▸ **Extracted data**
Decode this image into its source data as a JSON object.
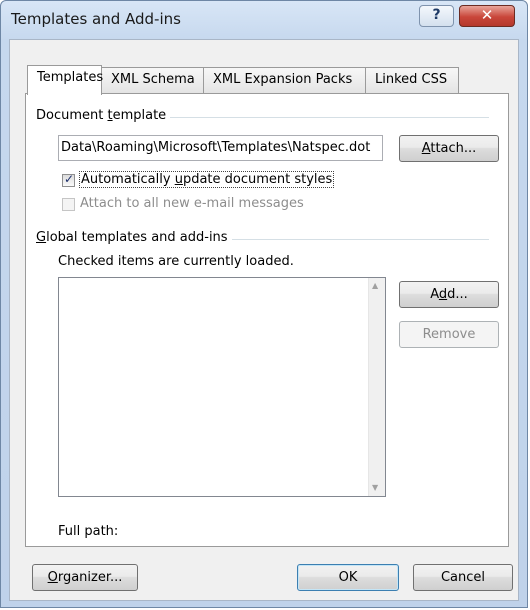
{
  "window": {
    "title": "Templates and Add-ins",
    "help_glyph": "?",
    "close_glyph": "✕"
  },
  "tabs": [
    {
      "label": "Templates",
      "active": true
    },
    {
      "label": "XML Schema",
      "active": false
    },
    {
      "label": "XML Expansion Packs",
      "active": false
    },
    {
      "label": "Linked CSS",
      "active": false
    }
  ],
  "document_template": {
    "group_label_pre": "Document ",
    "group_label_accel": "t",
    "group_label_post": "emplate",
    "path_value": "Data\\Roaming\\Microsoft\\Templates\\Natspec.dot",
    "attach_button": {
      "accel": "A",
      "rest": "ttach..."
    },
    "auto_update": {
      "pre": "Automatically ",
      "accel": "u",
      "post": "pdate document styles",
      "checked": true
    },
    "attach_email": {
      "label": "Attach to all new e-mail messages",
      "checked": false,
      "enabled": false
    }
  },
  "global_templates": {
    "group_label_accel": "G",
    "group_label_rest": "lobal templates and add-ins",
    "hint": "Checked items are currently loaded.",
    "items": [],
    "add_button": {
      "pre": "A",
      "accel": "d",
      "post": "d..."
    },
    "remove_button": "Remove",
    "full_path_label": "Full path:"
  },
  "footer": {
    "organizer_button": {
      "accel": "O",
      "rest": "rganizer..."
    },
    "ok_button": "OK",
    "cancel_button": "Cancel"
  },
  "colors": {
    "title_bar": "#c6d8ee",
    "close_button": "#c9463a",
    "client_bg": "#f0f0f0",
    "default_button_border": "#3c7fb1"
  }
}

▸ **Short exercise**
With the pictures omitted, reproduce the records in full and exactly.

▸ **The output**
Decode this image into its source data as a JSON object.
{
  "window": {
    "title": "Templates and Add-ins",
    "help_glyph": "?",
    "close_glyph": "✕"
  },
  "tabs": [
    {
      "label": "Templates",
      "active": true
    },
    {
      "label": "XML Schema",
      "active": false
    },
    {
      "label": "XML Expansion Packs",
      "active": false
    },
    {
      "label": "Linked CSS",
      "active": false
    }
  ],
  "document_template": {
    "group_label_pre": "Document ",
    "group_label_accel": "t",
    "group_label_post": "emplate",
    "path_value": "Data\\Roaming\\Microsoft\\Templates\\Natspec.dot",
    "attach_button": {
      "accel": "A",
      "rest": "ttach..."
    },
    "auto_update": {
      "pre": "Automatically ",
      "accel": "u",
      "post": "pdate document styles",
      "checked": true
    },
    "attach_email": {
      "label": "Attach to all new e-mail messages",
      "checked": false,
      "enabled": false
    }
  },
  "global_templates": {
    "group_label_accel": "G",
    "group_label_rest": "lobal templates and add-ins",
    "hint": "Checked items are currently loaded.",
    "items": [],
    "add_button": {
      "pre": "A",
      "accel": "d",
      "post": "d..."
    },
    "remove_button": "Remove",
    "full_path_label": "Full path:"
  },
  "footer": {
    "organizer_button": {
      "accel": "O",
      "rest": "rganizer..."
    },
    "ok_button": "OK",
    "cancel_button": "Cancel"
  },
  "colors": {
    "title_bar": "#c6d8ee",
    "close_button": "#c9463a",
    "client_bg": "#f0f0f0",
    "default_button_border": "#3c7fb1"
  }
}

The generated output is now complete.